DATASET RECORDS.

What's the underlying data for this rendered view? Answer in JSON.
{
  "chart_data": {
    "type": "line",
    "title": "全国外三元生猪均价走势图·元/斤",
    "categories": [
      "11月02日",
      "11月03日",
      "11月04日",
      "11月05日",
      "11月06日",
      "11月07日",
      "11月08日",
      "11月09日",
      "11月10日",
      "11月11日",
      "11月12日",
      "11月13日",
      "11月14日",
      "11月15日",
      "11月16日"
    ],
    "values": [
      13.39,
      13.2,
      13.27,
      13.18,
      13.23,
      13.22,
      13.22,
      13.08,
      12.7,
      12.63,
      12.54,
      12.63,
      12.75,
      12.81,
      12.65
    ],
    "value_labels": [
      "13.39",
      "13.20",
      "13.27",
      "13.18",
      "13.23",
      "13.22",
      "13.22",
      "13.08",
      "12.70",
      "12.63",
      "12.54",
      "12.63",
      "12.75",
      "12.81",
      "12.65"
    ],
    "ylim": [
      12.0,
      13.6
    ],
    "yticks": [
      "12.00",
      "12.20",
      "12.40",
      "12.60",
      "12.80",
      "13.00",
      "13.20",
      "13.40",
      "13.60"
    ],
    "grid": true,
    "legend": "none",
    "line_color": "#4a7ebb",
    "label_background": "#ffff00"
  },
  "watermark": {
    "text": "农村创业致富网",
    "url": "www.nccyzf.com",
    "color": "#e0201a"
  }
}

TASK TO CARRY OUT. Give the entries once more, exactly as they appear.

SOLUTION.
What's the underlying data for this rendered view? Answer in JSON.
{
  "chart_data": {
    "type": "line",
    "title": "全国外三元生猪均价走势图·元/斤",
    "categories": [
      "11月02日",
      "11月03日",
      "11月04日",
      "11月05日",
      "11月06日",
      "11月07日",
      "11月08日",
      "11月09日",
      "11月10日",
      "11月11日",
      "11月12日",
      "11月13日",
      "11月14日",
      "11月15日",
      "11月16日"
    ],
    "values": [
      13.39,
      13.2,
      13.27,
      13.18,
      13.23,
      13.22,
      13.22,
      13.08,
      12.7,
      12.63,
      12.54,
      12.63,
      12.75,
      12.81,
      12.65
    ],
    "value_labels": [
      "13.39",
      "13.20",
      "13.27",
      "13.18",
      "13.23",
      "13.22",
      "13.22",
      "13.08",
      "12.70",
      "12.63",
      "12.54",
      "12.63",
      "12.75",
      "12.81",
      "12.65"
    ],
    "ylim": [
      12.0,
      13.6
    ],
    "yticks": [
      "12.00",
      "12.20",
      "12.40",
      "12.60",
      "12.80",
      "13.00",
      "13.20",
      "13.40",
      "13.60"
    ],
    "grid": true,
    "legend": "none",
    "line_color": "#4a7ebb",
    "label_background": "#ffff00"
  },
  "watermark": {
    "text": "农村创业致富网",
    "url": "www.nccyzf.com",
    "color": "#e0201a"
  }
}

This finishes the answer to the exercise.